Repeat the data word for word. Do not include the pictures.

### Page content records
------
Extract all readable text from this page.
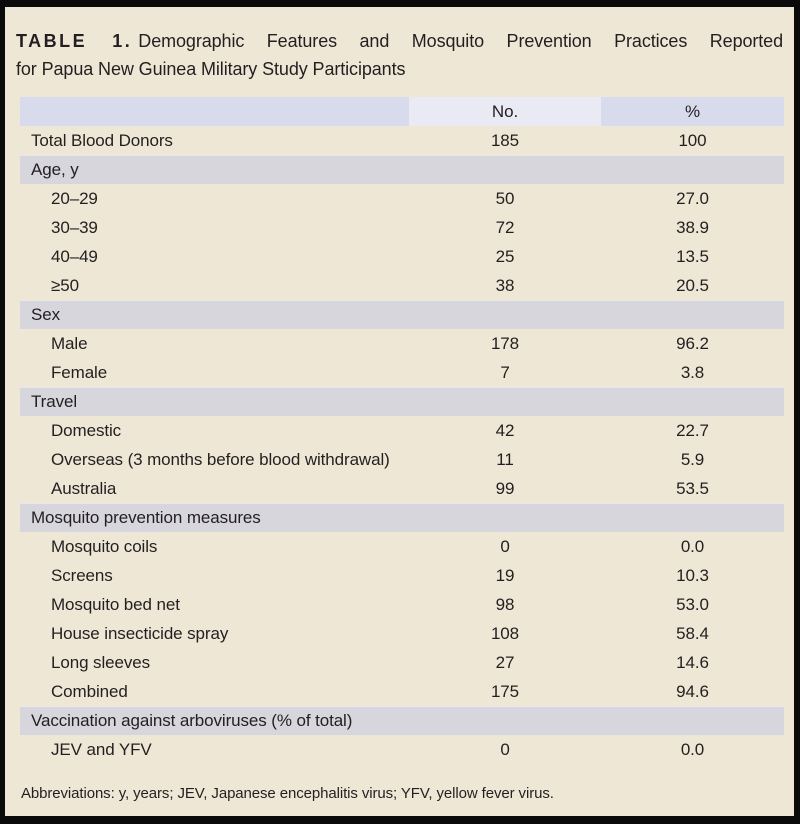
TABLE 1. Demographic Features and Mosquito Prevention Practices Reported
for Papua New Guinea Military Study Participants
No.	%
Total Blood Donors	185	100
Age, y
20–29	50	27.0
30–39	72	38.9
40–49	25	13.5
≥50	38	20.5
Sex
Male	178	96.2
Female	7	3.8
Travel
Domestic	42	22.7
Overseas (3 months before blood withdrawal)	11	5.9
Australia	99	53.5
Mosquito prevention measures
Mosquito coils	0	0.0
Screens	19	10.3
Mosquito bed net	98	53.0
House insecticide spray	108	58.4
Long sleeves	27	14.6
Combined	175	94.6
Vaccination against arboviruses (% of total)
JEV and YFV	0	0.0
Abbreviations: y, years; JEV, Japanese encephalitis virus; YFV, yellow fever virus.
------
### SOLUTION TO THE EXERCISE
Extract all readable text from this page.
TABLE 1. Demographic Features and Mosquito Prevention Practices Reported
for Papua New Guinea Military Study Participants
No.	%
Total Blood Donors	185	100
Age, y
20–29	50	27.0
30–39	72	38.9
40–49	25	13.5
≥50	38	20.5
Sex
Male	178	96.2
Female	7	3.8
Travel
Domestic	42	22.7
Overseas (3 months before blood withdrawal)	11	5.9
Australia	99	53.5
Mosquito prevention measures
Mosquito coils	0	0.0
Screens	19	10.3
Mosquito bed net	98	53.0
House insecticide spray	108	58.4
Long sleeves	27	14.6
Combined	175	94.6
Vaccination against arboviruses (% of total)
JEV and YFV	0	0.0
Abbreviations: y, years; JEV, Japanese encephalitis virus; YFV, yellow fever virus.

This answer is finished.